Exercise goal: Every line of the material is to be quoted verbatim, minus the pictures.

Collected data entries:
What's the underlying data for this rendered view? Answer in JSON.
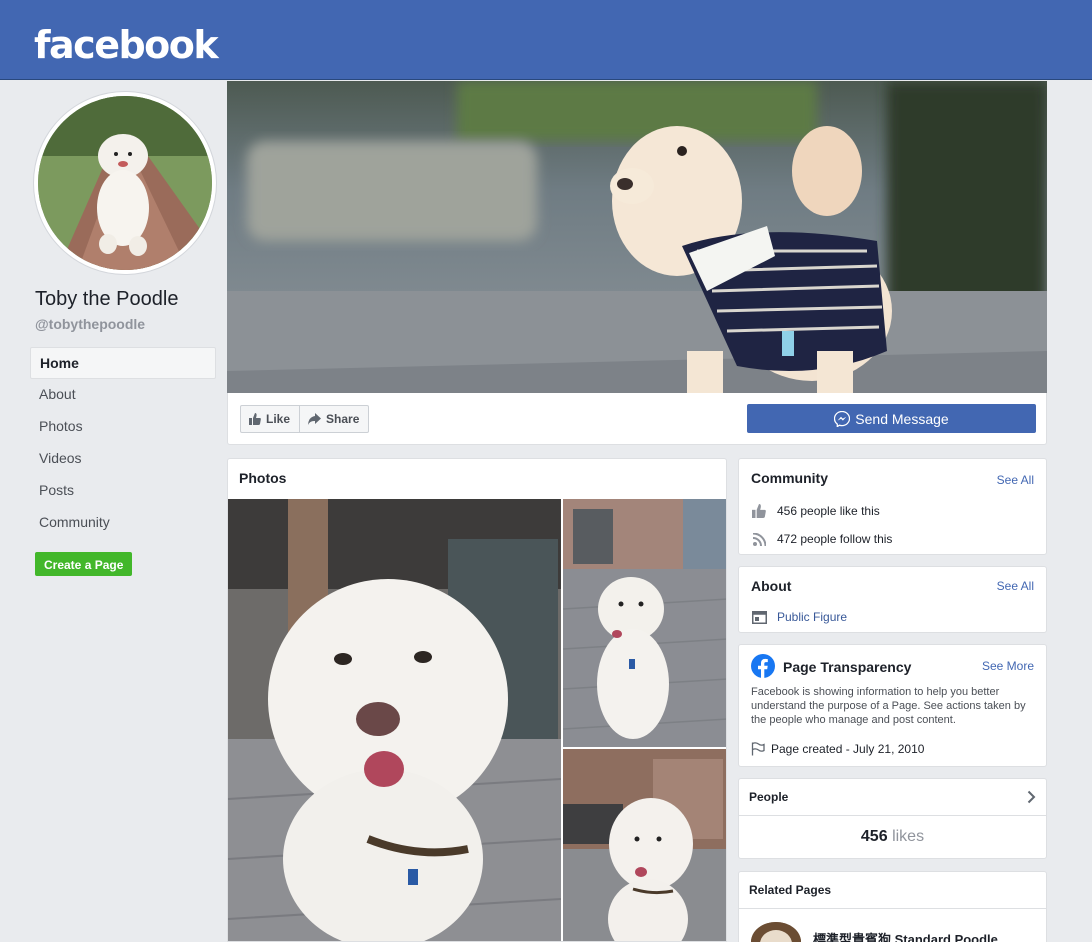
{
  "header": {
    "logo_text": "facebook",
    "brand_color": "#4267b2"
  },
  "profile": {
    "name": "Toby the Poodle",
    "handle": "@tobythepoodle",
    "avatar_icon": "poodle-avatar"
  },
  "nav": {
    "items": [
      {
        "label": "Home",
        "active": true
      },
      {
        "label": "About"
      },
      {
        "label": "Photos"
      },
      {
        "label": "Videos"
      },
      {
        "label": "Posts"
      },
      {
        "label": "Community"
      }
    ],
    "create_page_label": "Create a Page"
  },
  "actions": {
    "like_label": "Like",
    "share_label": "Share",
    "send_message_label": "Send Message"
  },
  "photos": {
    "title": "Photos"
  },
  "community": {
    "title": "Community",
    "see_all": "See All",
    "likes_text": "456 people like this",
    "follows_text": "472 people follow this"
  },
  "about": {
    "title": "About",
    "see_all": "See All",
    "category": "Public Figure"
  },
  "transparency": {
    "title": "Page Transparency",
    "see_more": "See More",
    "description": "Facebook is showing information to help you better understand the purpose of a Page. See actions taken by the people who manage and post content.",
    "created_text": "Page created - July 21, 2010"
  },
  "people": {
    "title": "People",
    "likes_count": "456",
    "likes_unit": "likes"
  },
  "related": {
    "title": "Related Pages",
    "first_page_name": "標準型貴賓狗 Standard Poodle ..."
  }
}
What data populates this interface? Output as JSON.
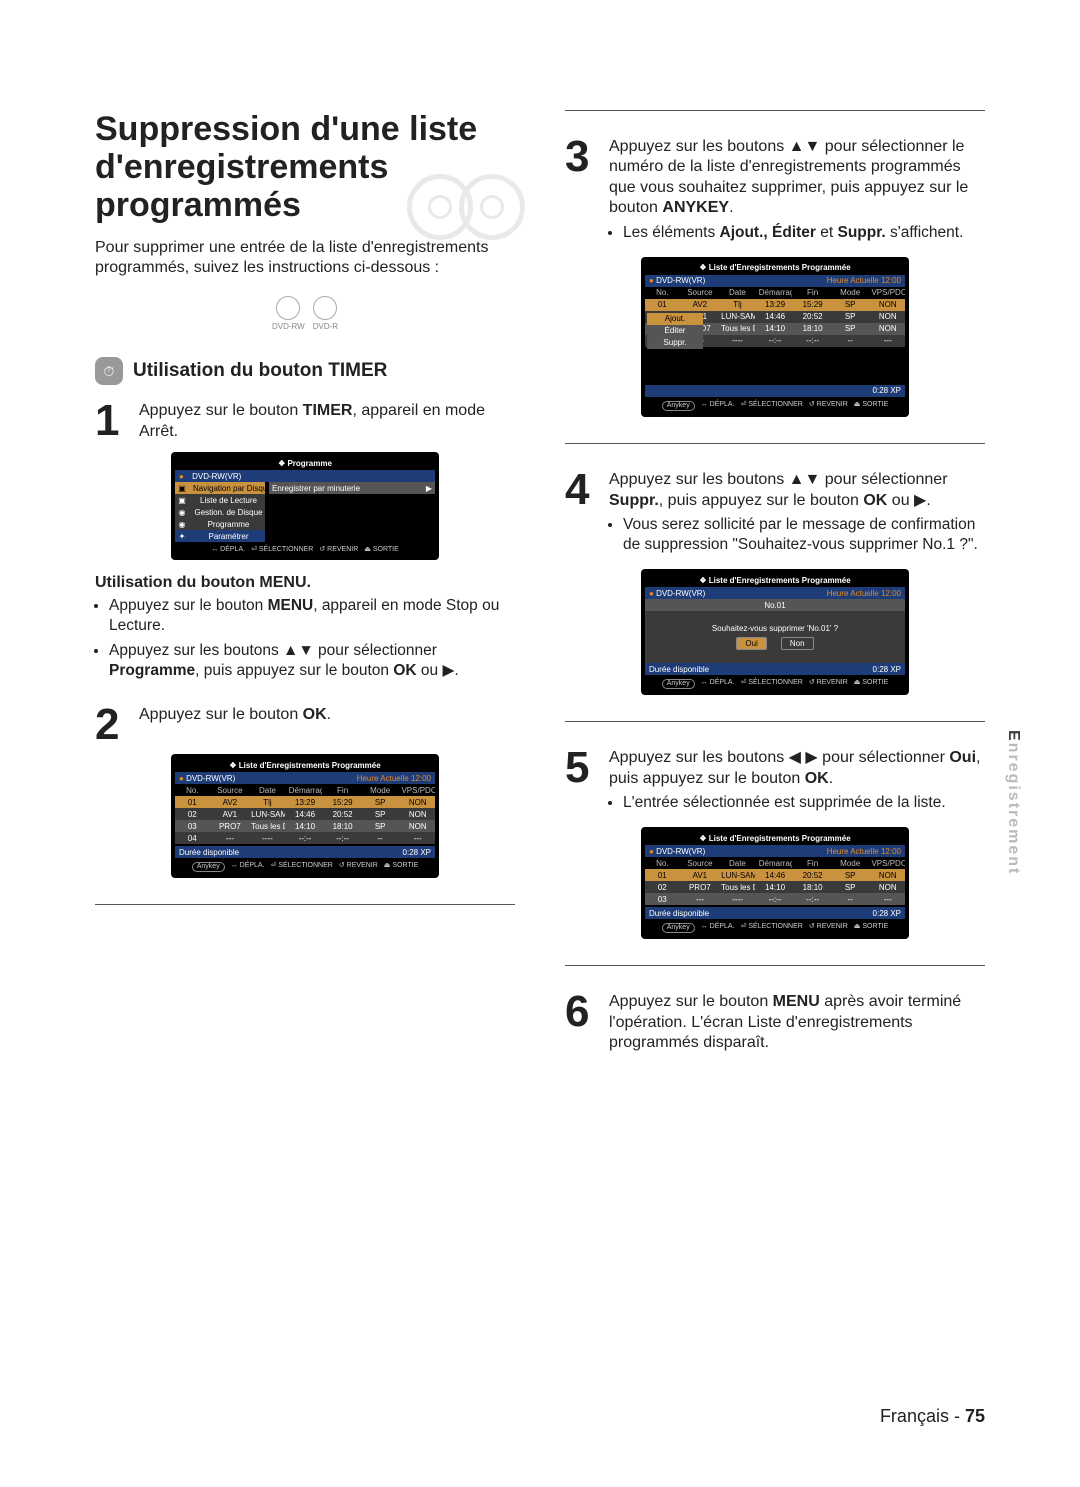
{
  "title_line1": "Suppression d'une liste",
  "title_line2": "d'enregistrements",
  "title_line3": "programmés",
  "intro": "Pour supprimer une entrée de la liste d'enregistrements programmés, suivez les instructions ci-dessous :",
  "disc_badges": [
    "DVD-RW",
    "DVD-R"
  ],
  "timer_heading": "Utilisation du bouton TIMER",
  "step1": {
    "num": "1",
    "pre": "Appuyez sur le bouton ",
    "bold": "TIMER",
    "post": ", appareil en mode Arrêt."
  },
  "menu_heading": "Utilisation du bouton MENU.",
  "menu_b1_pre": "Appuyez sur le bouton ",
  "menu_b1_bold": "MENU",
  "menu_b1_post": ", appareil en mode Stop ou Lecture.",
  "menu_b2_pre": "Appuyez sur les boutons ▲▼ pour sélectionner ",
  "menu_b2_bold": "Programme",
  "menu_b2_post": ", puis appuyez sur le bouton ",
  "menu_b2_bold2": "OK",
  "menu_b2_tail": " ou ▶.",
  "step2": {
    "num": "2",
    "pre": "Appuyez sur le bouton ",
    "bold": "OK",
    "post": "."
  },
  "step3": {
    "num": "3",
    "l1": "Appuyez sur les boutons ▲▼ pour sélectionner le numéro de la liste d'enregistrements programmés que vous souhaitez supprimer, puis appuyez sur le bouton ",
    "bold": "ANYKEY",
    "tail": ".",
    "b1_pre": "Les éléments ",
    "b1_bold": "Ajout., Éditer",
    "b1_mid": " et ",
    "b1_bold2": "Suppr.",
    "b1_post": " s'affichent."
  },
  "step4": {
    "num": "4",
    "l1": "Appuyez sur les boutons ▲▼ pour sélectionner ",
    "bold": "Suppr.",
    "mid": ", puis appuyez sur le bouton ",
    "bold2": "OK",
    "tail": " ou ▶.",
    "b1": "Vous serez sollicité par le message de confirmation de suppression \"Souhaitez-vous supprimer No.1 ?\"."
  },
  "step5": {
    "num": "5",
    "l1": "Appuyez sur les boutons ◀ ▶ pour sélectionner ",
    "bold": "Oui",
    "mid": ", puis appuyez sur le bouton ",
    "bold2": "OK",
    "tail": ".",
    "b1": "L'entrée sélectionnée est supprimée de la liste."
  },
  "step6": {
    "num": "6",
    "l1_pre": "Appuyez sur le bouton ",
    "l1_bold": "MENU",
    "l1_post": " après avoir terminé l'opération. L'écran Liste d'enregistrements programmés disparaît."
  },
  "side_tab": {
    "strong": "E",
    "rest": "nregistrement"
  },
  "footer": {
    "lang": "Français",
    "sep": " - ",
    "page": "75"
  },
  "tv_menu": {
    "title": "❖  Programme",
    "disc": "DVD-RW(VR)",
    "items": [
      "Navigation par Disque",
      "Liste de Lecture",
      "Gestion. de Disque",
      "Programme",
      "Paramétrer"
    ],
    "right": "Enregistrer par minuterie",
    "right_arrow": "▶"
  },
  "tv_list": {
    "title": "❖   Liste d'Enregistrements Programmée",
    "disc": "DVD-RW(VR)",
    "clock_label": "Heure Actuelle",
    "clock": "12:00",
    "headers": [
      "No.",
      "Source",
      "Date",
      "Démarrage",
      "Fin",
      "Mode",
      "VPS/PDC"
    ],
    "rows": [
      [
        "01",
        "AV2",
        "Tlj",
        "13:29",
        "15:29",
        "SP",
        "NON"
      ],
      [
        "02",
        "AV1",
        "LUN-SAM",
        "14:46",
        "20:52",
        "SP",
        "NON"
      ],
      [
        "03",
        "PRO7",
        "Tous les DIM",
        "14:10",
        "18:10",
        "SP",
        "NON"
      ],
      [
        "04",
        "---",
        "----",
        "--:--",
        "--:--",
        "--",
        "---"
      ]
    ],
    "avail_label": "Durée disponible",
    "avail": "0:28  XP",
    "ctx": [
      "Ajout.",
      "Éditer",
      "Suppr."
    ]
  },
  "tv_confirm": {
    "title": "❖   Liste d'Enregistrements Programmée",
    "disc": "DVD-RW(VR)",
    "clock_label": "Heure Actuelle",
    "clock": "12:00",
    "no": "No.01",
    "msg": "Souhaitez-vous supprimer 'No.01' ?",
    "yes": "Oui",
    "no_btn": "Non",
    "avail_label": "Durée disponible",
    "avail": "0:28  XP"
  },
  "tv_after": {
    "rows": [
      [
        "01",
        "AV1",
        "LUN-SAM",
        "14:46",
        "20:52",
        "SP",
        "NON"
      ],
      [
        "02",
        "PRO7",
        "Tous les DIM",
        "14:10",
        "18:10",
        "SP",
        "NON"
      ],
      [
        "03",
        "---",
        "----",
        "--:--",
        "--:--",
        "--",
        "---"
      ]
    ]
  },
  "tv_footer": [
    "Anykey",
    "↔ DÉPLA.",
    "⏎ SÉLECTIONNER",
    "↺ REVENIR",
    "⏏ SORTIE"
  ]
}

Task result:
What's the underlying data for this rendered view? Answer in JSON.
{
  "header": {
    "logo_text": "facebook",
    "brand_color": "#4267b2"
  },
  "profile": {
    "name": "Toby the Poodle",
    "handle": "@tobythepoodle",
    "avatar_icon": "poodle-avatar"
  },
  "nav": {
    "items": [
      {
        "label": "Home",
        "active": true
      },
      {
        "label": "About"
      },
      {
        "label": "Photos"
      },
      {
        "label": "Videos"
      },
      {
        "label": "Posts"
      },
      {
        "label": "Community"
      }
    ],
    "create_page_label": "Create a Page"
  },
  "actions": {
    "like_label": "Like",
    "share_label": "Share",
    "send_message_label": "Send Message"
  },
  "photos": {
    "title": "Photos"
  },
  "community": {
    "title": "Community",
    "see_all": "See All",
    "likes_text": "456 people like this",
    "follows_text": "472 people follow this"
  },
  "about": {
    "title": "About",
    "see_all": "See All",
    "category": "Public Figure"
  },
  "transparency": {
    "title": "Page Transparency",
    "see_more": "See More",
    "description": "Facebook is showing information to help you better understand the purpose of a Page. See actions taken by the people who manage and post content.",
    "created_text": "Page created - July 21, 2010"
  },
  "people": {
    "title": "People",
    "likes_count": "456",
    "likes_unit": "likes"
  },
  "related": {
    "title": "Related Pages",
    "first_page_name": "標準型貴賓狗 Standard Poodle ..."
  }
}
What data populates this interface? Output as JSON.
{
  "title_line1": "Suppression d'une liste",
  "title_line2": "d'enregistrements",
  "title_line3": "programmés",
  "intro": "Pour supprimer une entrée de la liste d'enregistrements programmés, suivez les instructions ci-dessous :",
  "disc_badges": [
    "DVD-RW",
    "DVD-R"
  ],
  "timer_heading": "Utilisation du bouton TIMER",
  "step1": {
    "num": "1",
    "pre": "Appuyez sur le bouton ",
    "bold": "TIMER",
    "post": ", appareil en mode Arrêt."
  },
  "menu_heading": "Utilisation du bouton MENU.",
  "menu_b1_pre": "Appuyez sur le bouton ",
  "menu_b1_bold": "MENU",
  "menu_b1_post": ", appareil en mode Stop ou Lecture.",
  "menu_b2_pre": "Appuyez sur les boutons ▲▼ pour sélectionner ",
  "menu_b2_bold": "Programme",
  "menu_b2_post": ", puis appuyez sur le bouton ",
  "menu_b2_bold2": "OK",
  "menu_b2_tail": " ou ▶.",
  "step2": {
    "num": "2",
    "pre": "Appuyez sur le bouton ",
    "bold": "OK",
    "post": "."
  },
  "step3": {
    "num": "3",
    "l1": "Appuyez sur les boutons ▲▼ pour sélectionner le numéro de la liste d'enregistrements programmés que vous souhaitez supprimer, puis appuyez sur le bouton ",
    "bold": "ANYKEY",
    "tail": ".",
    "b1_pre": "Les éléments ",
    "b1_bold": "Ajout., Éditer",
    "b1_mid": " et ",
    "b1_bold2": "Suppr.",
    "b1_post": " s'affichent."
  },
  "step4": {
    "num": "4",
    "l1": "Appuyez sur les boutons ▲▼ pour sélectionner ",
    "bold": "Suppr.",
    "mid": ", puis appuyez sur le bouton ",
    "bold2": "OK",
    "tail": " ou ▶.",
    "b1": "Vous serez sollicité par le message de confirmation de suppression \"Souhaitez-vous supprimer No.1 ?\"."
  },
  "step5": {
    "num": "5",
    "l1": "Appuyez sur les boutons ◀ ▶ pour sélectionner ",
    "bold": "Oui",
    "mid": ", puis appuyez sur le bouton ",
    "bold2": "OK",
    "tail": ".",
    "b1": "L'entrée sélectionnée est supprimée de la liste."
  },
  "step6": {
    "num": "6",
    "l1_pre": "Appuyez sur le bouton ",
    "l1_bold": "MENU",
    "l1_post": " après avoir terminé l'opération. L'écran Liste d'enregistrements programmés disparaît."
  },
  "side_tab": {
    "strong": "E",
    "rest": "nregistrement"
  },
  "footer": {
    "lang": "Français",
    "sep": " - ",
    "page": "75"
  },
  "tv_menu": {
    "title": "❖  Programme",
    "disc": "DVD-RW(VR)",
    "items": [
      "Navigation par Disque",
      "Liste de Lecture",
      "Gestion. de Disque",
      "Programme",
      "Paramétrer"
    ],
    "right": "Enregistrer par minuterie",
    "right_arrow": "▶"
  },
  "tv_list": {
    "title": "❖   Liste d'Enregistrements Programmée",
    "disc": "DVD-RW(VR)",
    "clock_label": "Heure Actuelle",
    "clock": "12:00",
    "headers": [
      "No.",
      "Source",
      "Date",
      "Démarrage",
      "Fin",
      "Mode",
      "VPS/PDC"
    ],
    "rows": [
      [
        "01",
        "AV2",
        "Tlj",
        "13:29",
        "15:29",
        "SP",
        "NON"
      ],
      [
        "02",
        "AV1",
        "LUN-SAM",
        "14:46",
        "20:52",
        "SP",
        "NON"
      ],
      [
        "03",
        "PRO7",
        "Tous les DIM",
        "14:10",
        "18:10",
        "SP",
        "NON"
      ],
      [
        "04",
        "---",
        "----",
        "--:--",
        "--:--",
        "--",
        "---"
      ]
    ],
    "avail_label": "Durée disponible",
    "avail": "0:28  XP",
    "ctx": [
      "Ajout.",
      "Éditer",
      "Suppr."
    ]
  },
  "tv_confirm": {
    "title": "❖   Liste d'Enregistrements Programmée",
    "disc": "DVD-RW(VR)",
    "clock_label": "Heure Actuelle",
    "clock": "12:00",
    "no": "No.01",
    "msg": "Souhaitez-vous supprimer 'No.01' ?",
    "yes": "Oui",
    "no_btn": "Non",
    "avail_label": "Durée disponible",
    "avail": "0:28  XP"
  },
  "tv_after": {
    "rows": [
      [
        "01",
        "AV1",
        "LUN-SAM",
        "14:46",
        "20:52",
        "SP",
        "NON"
      ],
      [
        "02",
        "PRO7",
        "Tous les DIM",
        "14:10",
        "18:10",
        "SP",
        "NON"
      ],
      [
        "03",
        "---",
        "----",
        "--:--",
        "--:--",
        "--",
        "---"
      ]
    ]
  },
  "tv_footer": [
    "Anykey",
    "↔ DÉPLA.",
    "⏎ SÉLECTIONNER",
    "↺ REVENIR",
    "⏏ SORTIE"
  ]
}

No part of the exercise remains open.